■ Records for processing ■
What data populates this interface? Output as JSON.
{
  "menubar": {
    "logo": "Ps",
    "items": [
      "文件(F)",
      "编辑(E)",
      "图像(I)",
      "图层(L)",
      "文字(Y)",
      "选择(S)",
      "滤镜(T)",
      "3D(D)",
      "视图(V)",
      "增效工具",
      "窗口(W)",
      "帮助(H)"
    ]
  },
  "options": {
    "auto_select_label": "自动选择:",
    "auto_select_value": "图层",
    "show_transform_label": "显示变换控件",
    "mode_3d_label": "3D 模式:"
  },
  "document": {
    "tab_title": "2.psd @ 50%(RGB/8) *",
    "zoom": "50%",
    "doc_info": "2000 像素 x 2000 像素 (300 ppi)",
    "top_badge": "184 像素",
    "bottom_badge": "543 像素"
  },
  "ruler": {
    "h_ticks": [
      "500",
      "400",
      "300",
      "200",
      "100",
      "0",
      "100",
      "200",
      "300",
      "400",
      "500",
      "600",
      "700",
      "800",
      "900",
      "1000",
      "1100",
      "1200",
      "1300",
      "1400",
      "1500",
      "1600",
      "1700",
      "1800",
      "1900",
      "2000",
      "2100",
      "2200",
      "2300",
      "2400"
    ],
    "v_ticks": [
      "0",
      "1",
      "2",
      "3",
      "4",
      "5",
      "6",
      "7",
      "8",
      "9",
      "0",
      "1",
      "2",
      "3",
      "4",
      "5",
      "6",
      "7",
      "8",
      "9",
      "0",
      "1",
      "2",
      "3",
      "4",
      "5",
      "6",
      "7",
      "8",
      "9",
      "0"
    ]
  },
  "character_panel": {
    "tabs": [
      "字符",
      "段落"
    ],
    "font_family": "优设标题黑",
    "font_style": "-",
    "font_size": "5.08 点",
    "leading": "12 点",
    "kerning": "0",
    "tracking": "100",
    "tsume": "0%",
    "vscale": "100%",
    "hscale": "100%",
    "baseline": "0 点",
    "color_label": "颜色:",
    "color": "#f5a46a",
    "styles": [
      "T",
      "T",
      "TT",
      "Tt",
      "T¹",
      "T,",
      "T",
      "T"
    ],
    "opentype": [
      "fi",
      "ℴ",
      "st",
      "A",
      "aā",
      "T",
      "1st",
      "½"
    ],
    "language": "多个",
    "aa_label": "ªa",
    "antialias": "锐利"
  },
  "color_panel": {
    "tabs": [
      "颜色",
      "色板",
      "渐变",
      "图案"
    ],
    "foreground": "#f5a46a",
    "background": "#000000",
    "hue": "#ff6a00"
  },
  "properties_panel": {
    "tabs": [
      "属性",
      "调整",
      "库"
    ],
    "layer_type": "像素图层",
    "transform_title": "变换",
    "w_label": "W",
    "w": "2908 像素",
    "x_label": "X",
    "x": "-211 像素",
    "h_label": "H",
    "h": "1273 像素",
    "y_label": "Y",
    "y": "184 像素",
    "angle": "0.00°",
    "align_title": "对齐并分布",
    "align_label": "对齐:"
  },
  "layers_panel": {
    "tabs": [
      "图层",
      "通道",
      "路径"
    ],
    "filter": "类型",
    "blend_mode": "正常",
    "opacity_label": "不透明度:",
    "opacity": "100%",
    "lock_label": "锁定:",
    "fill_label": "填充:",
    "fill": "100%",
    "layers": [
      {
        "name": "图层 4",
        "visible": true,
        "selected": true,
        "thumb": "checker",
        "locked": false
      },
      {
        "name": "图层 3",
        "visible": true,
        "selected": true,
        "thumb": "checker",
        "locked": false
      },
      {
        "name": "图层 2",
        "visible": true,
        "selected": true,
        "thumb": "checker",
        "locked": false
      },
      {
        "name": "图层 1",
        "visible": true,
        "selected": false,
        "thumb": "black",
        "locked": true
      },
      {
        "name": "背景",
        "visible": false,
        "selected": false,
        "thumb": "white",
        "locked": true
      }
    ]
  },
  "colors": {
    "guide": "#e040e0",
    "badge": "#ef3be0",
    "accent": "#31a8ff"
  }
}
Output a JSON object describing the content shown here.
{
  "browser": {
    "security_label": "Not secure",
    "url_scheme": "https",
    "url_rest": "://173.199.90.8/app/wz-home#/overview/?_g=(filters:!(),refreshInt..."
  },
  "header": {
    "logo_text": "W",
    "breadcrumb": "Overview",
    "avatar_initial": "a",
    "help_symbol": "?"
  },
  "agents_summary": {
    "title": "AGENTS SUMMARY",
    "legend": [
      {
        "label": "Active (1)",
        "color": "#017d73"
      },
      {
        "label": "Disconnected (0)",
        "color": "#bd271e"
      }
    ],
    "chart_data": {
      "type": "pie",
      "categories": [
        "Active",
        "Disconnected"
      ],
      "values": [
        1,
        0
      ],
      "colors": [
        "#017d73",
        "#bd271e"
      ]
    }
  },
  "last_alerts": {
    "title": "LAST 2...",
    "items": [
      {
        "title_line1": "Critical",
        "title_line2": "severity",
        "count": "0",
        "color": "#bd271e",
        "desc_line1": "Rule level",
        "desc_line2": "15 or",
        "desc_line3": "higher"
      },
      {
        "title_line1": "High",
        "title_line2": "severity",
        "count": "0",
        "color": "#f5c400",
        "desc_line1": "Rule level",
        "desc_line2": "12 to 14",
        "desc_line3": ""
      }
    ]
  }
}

■ Exercise requirements ■
Give the data again, exactly as it stands.

■ Completed exercise ■
What data populates this interface? Output as JSON.
{
  "menubar": {
    "logo": "Ps",
    "items": [
      "文件(F)",
      "编辑(E)",
      "图像(I)",
      "图层(L)",
      "文字(Y)",
      "选择(S)",
      "滤镜(T)",
      "3D(D)",
      "视图(V)",
      "增效工具",
      "窗口(W)",
      "帮助(H)"
    ]
  },
  "options": {
    "auto_select_label": "自动选择:",
    "auto_select_value": "图层",
    "show_transform_label": "显示变换控件",
    "mode_3d_label": "3D 模式:"
  },
  "document": {
    "tab_title": "2.psd @ 50%(RGB/8) *",
    "zoom": "50%",
    "doc_info": "2000 像素 x 2000 像素 (300 ppi)",
    "top_badge": "184 像素",
    "bottom_badge": "543 像素"
  },
  "ruler": {
    "h_ticks": [
      "500",
      "400",
      "300",
      "200",
      "100",
      "0",
      "100",
      "200",
      "300",
      "400",
      "500",
      "600",
      "700",
      "800",
      "900",
      "1000",
      "1100",
      "1200",
      "1300",
      "1400",
      "1500",
      "1600",
      "1700",
      "1800",
      "1900",
      "2000",
      "2100",
      "2200",
      "2300",
      "2400"
    ],
    "v_ticks": [
      "0",
      "1",
      "2",
      "3",
      "4",
      "5",
      "6",
      "7",
      "8",
      "9",
      "0",
      "1",
      "2",
      "3",
      "4",
      "5",
      "6",
      "7",
      "8",
      "9",
      "0",
      "1",
      "2",
      "3",
      "4",
      "5",
      "6",
      "7",
      "8",
      "9",
      "0"
    ]
  },
  "character_panel": {
    "tabs": [
      "字符",
      "段落"
    ],
    "font_family": "优设标题黑",
    "font_style": "-",
    "font_size": "5.08 点",
    "leading": "12 点",
    "kerning": "0",
    "tracking": "100",
    "tsume": "0%",
    "vscale": "100%",
    "hscale": "100%",
    "baseline": "0 点",
    "color_label": "颜色:",
    "color": "#f5a46a",
    "styles": [
      "T",
      "T",
      "TT",
      "Tt",
      "T¹",
      "T,",
      "T",
      "T"
    ],
    "opentype": [
      "fi",
      "ℴ",
      "st",
      "A",
      "aā",
      "T",
      "1st",
      "½"
    ],
    "language": "多个",
    "aa_label": "ªa",
    "antialias": "锐利"
  },
  "color_panel": {
    "tabs": [
      "颜色",
      "色板",
      "渐变",
      "图案"
    ],
    "foreground": "#f5a46a",
    "background": "#000000",
    "hue": "#ff6a00"
  },
  "properties_panel": {
    "tabs": [
      "属性",
      "调整",
      "库"
    ],
    "layer_type": "像素图层",
    "transform_title": "变换",
    "w_label": "W",
    "w": "2908 像素",
    "x_label": "X",
    "x": "-211 像素",
    "h_label": "H",
    "h": "1273 像素",
    "y_label": "Y",
    "y": "184 像素",
    "angle": "0.00°",
    "align_title": "对齐并分布",
    "align_label": "对齐:"
  },
  "layers_panel": {
    "tabs": [
      "图层",
      "通道",
      "路径"
    ],
    "filter": "类型",
    "blend_mode": "正常",
    "opacity_label": "不透明度:",
    "opacity": "100%",
    "lock_label": "锁定:",
    "fill_label": "填充:",
    "fill": "100%",
    "layers": [
      {
        "name": "图层 4",
        "visible": true,
        "selected": true,
        "thumb": "checker",
        "locked": false
      },
      {
        "name": "图层 3",
        "visible": true,
        "selected": true,
        "thumb": "checker",
        "locked": false
      },
      {
        "name": "图层 2",
        "visible": true,
        "selected": true,
        "thumb": "checker",
        "locked": false
      },
      {
        "name": "图层 1",
        "visible": true,
        "selected": false,
        "thumb": "black",
        "locked": true
      },
      {
        "name": "背景",
        "visible": false,
        "selected": false,
        "thumb": "white",
        "locked": true
      }
    ]
  },
  "colors": {
    "guide": "#e040e0",
    "badge": "#ef3be0",
    "accent": "#31a8ff"
  }
}
Output a JSON object describing the content shown here.
{
  "browser": {
    "security_label": "Not secure",
    "url_scheme": "https",
    "url_rest": "://173.199.90.8/app/wz-home#/overview/?_g=(filters:!(),refreshInt..."
  },
  "header": {
    "logo_text": "W",
    "breadcrumb": "Overview",
    "avatar_initial": "a",
    "help_symbol": "?"
  },
  "agents_summary": {
    "title": "AGENTS SUMMARY",
    "legend": [
      {
        "label": "Active (1)",
        "color": "#017d73"
      },
      {
        "label": "Disconnected (0)",
        "color": "#bd271e"
      }
    ],
    "chart_data": {
      "type": "pie",
      "categories": [
        "Active",
        "Disconnected"
      ],
      "values": [
        1,
        0
      ],
      "colors": [
        "#017d73",
        "#bd271e"
      ]
    }
  },
  "last_alerts": {
    "title": "LAST 2...",
    "items": [
      {
        "title_line1": "Critical",
        "title_line2": "severity",
        "count": "0",
        "color": "#bd271e",
        "desc_line1": "Rule level",
        "desc_line2": "15 or",
        "desc_line3": "higher"
      },
      {
        "title_line1": "High",
        "title_line2": "severity",
        "count": "0",
        "color": "#f5c400",
        "desc_line1": "Rule level",
        "desc_line2": "12 to 14",
        "desc_line3": ""
      }
    ]
  }
}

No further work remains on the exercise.